> _What you are asked to do_:
Only lines holding the word "true" should be copied from the material.
▬▬▬▬▬▬
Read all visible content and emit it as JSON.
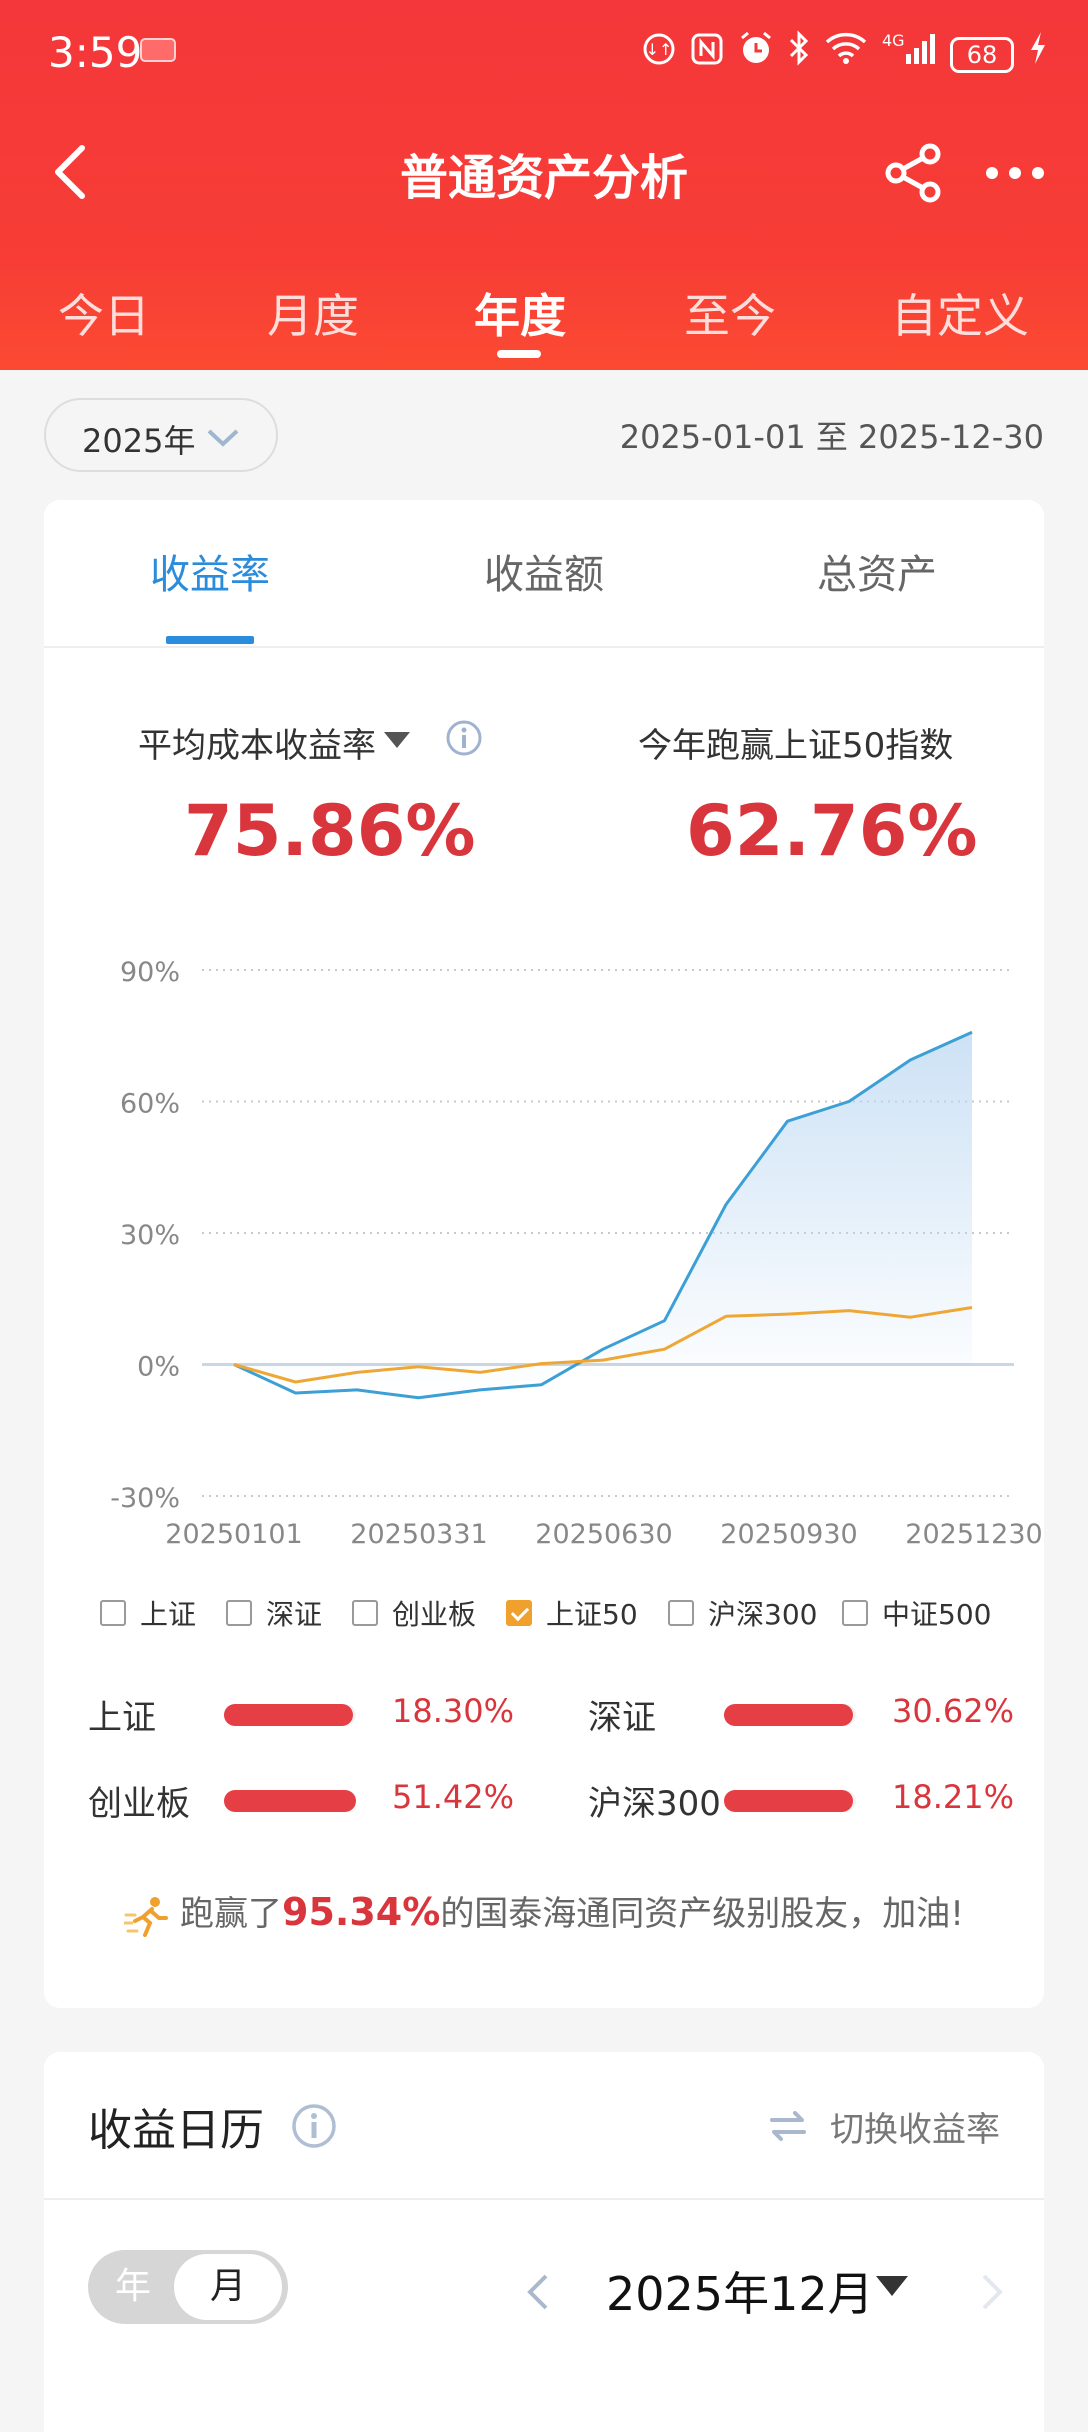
{
  "status_bar": {
    "time": "3:59",
    "icons": [
      "data-saver-icon",
      "nfc-icon",
      "alarm-icon",
      "bluetooth-icon",
      "wifi-icon",
      "signal-icon"
    ],
    "network": "4G",
    "battery": "68"
  },
  "nav": {
    "title": "普通资产分析"
  },
  "period_tabs": [
    {
      "label": "今日",
      "active": false
    },
    {
      "label": "月度",
      "active": false
    },
    {
      "label": "年度",
      "active": true
    },
    {
      "label": "至今",
      "active": false
    },
    {
      "label": "自定义",
      "active": false
    }
  ],
  "filter": {
    "year": "2025年",
    "date_range": "2025-01-01 至 2025-12-30"
  },
  "metric_tabs": [
    {
      "label": "收益率",
      "active": true
    },
    {
      "label": "收益额",
      "active": false
    },
    {
      "label": "总资产",
      "active": false
    }
  ],
  "metrics": {
    "left_label": "平均成本收益率",
    "left_value": "75.86%",
    "right_label": "今年跑赢上证50指数",
    "right_value": "62.76%"
  },
  "chart_data": {
    "type": "line",
    "y_ticks": [
      "90%",
      "60%",
      "30%",
      "0%",
      "-30%"
    ],
    "x_ticks": [
      "20250101",
      "20250331",
      "20250630",
      "20250930",
      "20251230"
    ],
    "ylim": [
      -30,
      90
    ],
    "grid": true,
    "series": [
      {
        "name": "portfolio",
        "color": "#3c9fd6",
        "fill": true,
        "values": [
          0,
          -6.5,
          -5.8,
          -7.6,
          -5.8,
          -4.6,
          3.5,
          10,
          36.5,
          55.5,
          60,
          69.5,
          75.8
        ]
      },
      {
        "name": "上证50",
        "color": "#eea734",
        "fill": false,
        "values": [
          0,
          -4,
          -1.8,
          -0.5,
          -1.8,
          0.2,
          1,
          3.5,
          11,
          11.5,
          12.3,
          10.8,
          13
        ]
      }
    ]
  },
  "legend": [
    {
      "label": "上证",
      "checked": false
    },
    {
      "label": "深证",
      "checked": false
    },
    {
      "label": "创业板",
      "checked": false
    },
    {
      "label": "上证50",
      "checked": true
    },
    {
      "label": "沪深300",
      "checked": false
    },
    {
      "label": "中证500",
      "checked": false
    }
  ],
  "comparisons": [
    {
      "label": "上证",
      "value": "18.30%",
      "fill": 0.98
    },
    {
      "label": "深证",
      "value": "30.62%",
      "fill": 0.98
    },
    {
      "label": "创业板",
      "value": "51.42%",
      "fill": 1.0
    },
    {
      "label": "沪深300",
      "value": "18.21%",
      "fill": 0.98
    }
  ],
  "rank": {
    "prefix": "跑赢了",
    "percent": "95.34%",
    "suffix": "的国泰海通同资产级别股友，加油!"
  },
  "calendar": {
    "title": "收益日历",
    "switch_label": "切换收益率",
    "seg_year": "年",
    "seg_month": "月",
    "month": "2025年12月"
  }
}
▬▬▬▬▬▬
> _The output_:
      "active": true
      "active": true
    "grid": true,
        "fill": true,
      "checked": true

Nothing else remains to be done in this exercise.